Dataset records ▸
☆ ☆ ☆

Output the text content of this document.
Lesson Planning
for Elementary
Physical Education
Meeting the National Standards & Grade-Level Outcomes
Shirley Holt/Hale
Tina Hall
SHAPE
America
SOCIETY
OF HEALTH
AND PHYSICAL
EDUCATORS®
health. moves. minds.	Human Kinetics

☆ ☆ ☆

Work to complete ▸
Take the lines above and print them exactly.

Result ▸
Output the text content of this document.
Lesson Planning
for Elementary
Physical Education
Meeting the National Standards & Grade-Level Outcomes
Shirley Holt/Hale
Tina Hall
SHAPE
America
SOCIETY
OF HEALTH
AND PHYSICAL
EDUCATORS®
health. moves. minds.	Human Kinetics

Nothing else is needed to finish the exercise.